• **Exercise**
In the material below, find how many lines contain the string "name". Write only that number.
§
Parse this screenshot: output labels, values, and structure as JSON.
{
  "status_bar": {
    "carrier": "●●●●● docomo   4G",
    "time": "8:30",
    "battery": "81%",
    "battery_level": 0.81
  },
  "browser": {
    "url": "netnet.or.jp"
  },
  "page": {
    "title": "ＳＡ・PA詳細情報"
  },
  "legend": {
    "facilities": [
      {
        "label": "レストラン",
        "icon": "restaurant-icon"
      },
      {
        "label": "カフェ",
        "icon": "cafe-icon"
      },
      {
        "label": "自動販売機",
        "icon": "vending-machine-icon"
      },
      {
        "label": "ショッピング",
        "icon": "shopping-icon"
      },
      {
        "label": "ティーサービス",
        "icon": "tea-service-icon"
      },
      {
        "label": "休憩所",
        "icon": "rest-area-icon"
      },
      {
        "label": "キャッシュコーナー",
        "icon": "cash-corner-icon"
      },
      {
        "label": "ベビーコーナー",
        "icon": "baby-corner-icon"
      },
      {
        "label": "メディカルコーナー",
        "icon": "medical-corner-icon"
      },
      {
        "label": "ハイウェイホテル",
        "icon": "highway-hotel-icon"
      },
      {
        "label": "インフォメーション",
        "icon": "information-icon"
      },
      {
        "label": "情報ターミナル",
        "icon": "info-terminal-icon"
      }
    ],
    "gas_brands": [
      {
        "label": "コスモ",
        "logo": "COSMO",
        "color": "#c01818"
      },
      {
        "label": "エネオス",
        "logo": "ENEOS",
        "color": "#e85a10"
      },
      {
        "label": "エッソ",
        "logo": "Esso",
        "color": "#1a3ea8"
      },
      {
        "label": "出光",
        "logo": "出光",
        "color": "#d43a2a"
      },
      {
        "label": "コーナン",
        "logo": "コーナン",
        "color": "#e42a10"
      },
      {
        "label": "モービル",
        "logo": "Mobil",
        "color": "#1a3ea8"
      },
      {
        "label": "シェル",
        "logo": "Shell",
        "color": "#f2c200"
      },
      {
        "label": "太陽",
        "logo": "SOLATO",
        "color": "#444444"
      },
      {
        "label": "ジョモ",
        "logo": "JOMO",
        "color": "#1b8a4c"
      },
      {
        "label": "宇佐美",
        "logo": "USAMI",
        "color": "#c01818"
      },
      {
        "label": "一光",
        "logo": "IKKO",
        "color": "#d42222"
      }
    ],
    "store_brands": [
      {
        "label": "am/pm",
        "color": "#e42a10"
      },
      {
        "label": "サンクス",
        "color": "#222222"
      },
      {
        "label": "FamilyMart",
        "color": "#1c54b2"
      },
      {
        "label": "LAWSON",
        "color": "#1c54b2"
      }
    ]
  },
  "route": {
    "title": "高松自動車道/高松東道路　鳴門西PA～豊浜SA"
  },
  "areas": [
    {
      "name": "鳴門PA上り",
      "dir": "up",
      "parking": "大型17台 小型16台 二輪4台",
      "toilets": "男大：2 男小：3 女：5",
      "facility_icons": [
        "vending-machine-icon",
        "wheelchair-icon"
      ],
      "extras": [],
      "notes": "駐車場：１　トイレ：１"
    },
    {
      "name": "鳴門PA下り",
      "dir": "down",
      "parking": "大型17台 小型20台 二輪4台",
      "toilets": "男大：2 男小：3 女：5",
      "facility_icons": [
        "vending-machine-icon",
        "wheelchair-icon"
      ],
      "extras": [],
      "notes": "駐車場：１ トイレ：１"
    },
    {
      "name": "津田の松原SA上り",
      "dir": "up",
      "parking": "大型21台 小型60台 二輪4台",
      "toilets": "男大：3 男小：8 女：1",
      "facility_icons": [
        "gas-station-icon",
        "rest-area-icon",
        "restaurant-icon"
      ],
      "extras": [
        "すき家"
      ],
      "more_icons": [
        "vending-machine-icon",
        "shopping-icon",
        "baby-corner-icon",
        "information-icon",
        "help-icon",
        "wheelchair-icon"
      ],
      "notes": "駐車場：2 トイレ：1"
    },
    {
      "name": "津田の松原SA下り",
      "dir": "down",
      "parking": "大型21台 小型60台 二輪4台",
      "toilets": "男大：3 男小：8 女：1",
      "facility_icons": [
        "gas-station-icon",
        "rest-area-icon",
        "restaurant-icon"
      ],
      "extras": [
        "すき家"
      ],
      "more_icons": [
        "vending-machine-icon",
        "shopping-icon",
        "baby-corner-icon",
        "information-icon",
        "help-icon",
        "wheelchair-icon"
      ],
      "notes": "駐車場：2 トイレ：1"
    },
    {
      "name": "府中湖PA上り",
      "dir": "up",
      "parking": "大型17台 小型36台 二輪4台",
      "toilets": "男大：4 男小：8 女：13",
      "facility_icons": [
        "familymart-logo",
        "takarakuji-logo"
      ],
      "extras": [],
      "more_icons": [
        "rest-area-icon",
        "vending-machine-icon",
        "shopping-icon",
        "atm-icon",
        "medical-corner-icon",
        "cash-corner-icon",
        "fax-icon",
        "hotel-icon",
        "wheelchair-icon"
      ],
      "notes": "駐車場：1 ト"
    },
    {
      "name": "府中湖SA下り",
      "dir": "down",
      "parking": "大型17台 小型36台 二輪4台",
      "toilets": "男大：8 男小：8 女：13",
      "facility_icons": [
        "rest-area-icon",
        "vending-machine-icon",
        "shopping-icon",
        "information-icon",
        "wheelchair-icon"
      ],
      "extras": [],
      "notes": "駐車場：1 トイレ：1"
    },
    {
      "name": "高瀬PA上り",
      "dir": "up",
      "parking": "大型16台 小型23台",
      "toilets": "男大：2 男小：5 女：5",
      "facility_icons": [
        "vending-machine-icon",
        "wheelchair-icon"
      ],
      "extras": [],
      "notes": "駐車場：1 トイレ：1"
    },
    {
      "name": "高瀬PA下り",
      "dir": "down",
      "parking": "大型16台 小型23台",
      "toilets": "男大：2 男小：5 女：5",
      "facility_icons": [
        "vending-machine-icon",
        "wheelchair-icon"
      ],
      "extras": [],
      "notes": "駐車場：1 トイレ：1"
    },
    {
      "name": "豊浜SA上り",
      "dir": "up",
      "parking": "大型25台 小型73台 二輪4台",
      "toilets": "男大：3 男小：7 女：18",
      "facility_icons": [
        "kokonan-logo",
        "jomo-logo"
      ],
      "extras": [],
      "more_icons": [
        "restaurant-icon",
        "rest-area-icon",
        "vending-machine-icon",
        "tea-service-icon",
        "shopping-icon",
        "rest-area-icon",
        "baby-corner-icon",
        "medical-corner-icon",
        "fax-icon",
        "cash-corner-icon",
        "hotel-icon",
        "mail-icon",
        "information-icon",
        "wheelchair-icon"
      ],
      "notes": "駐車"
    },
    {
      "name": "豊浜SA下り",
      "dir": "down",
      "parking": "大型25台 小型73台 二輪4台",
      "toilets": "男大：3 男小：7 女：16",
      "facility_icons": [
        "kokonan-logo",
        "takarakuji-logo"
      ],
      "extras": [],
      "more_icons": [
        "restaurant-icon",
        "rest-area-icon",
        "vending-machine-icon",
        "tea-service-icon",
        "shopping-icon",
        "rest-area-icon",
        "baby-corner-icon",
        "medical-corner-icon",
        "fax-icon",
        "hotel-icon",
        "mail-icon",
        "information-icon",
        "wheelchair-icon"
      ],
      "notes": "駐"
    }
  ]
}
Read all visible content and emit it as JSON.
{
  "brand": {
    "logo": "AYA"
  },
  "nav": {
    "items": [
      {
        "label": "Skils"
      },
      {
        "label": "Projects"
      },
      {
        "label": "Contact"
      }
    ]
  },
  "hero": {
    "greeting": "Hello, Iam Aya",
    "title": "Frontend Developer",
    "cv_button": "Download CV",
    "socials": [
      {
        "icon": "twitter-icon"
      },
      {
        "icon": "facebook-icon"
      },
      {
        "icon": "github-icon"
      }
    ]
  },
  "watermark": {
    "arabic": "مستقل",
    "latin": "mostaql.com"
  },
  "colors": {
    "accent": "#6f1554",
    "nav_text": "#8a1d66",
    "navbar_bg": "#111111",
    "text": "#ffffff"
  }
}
§
• **Exercise output**
10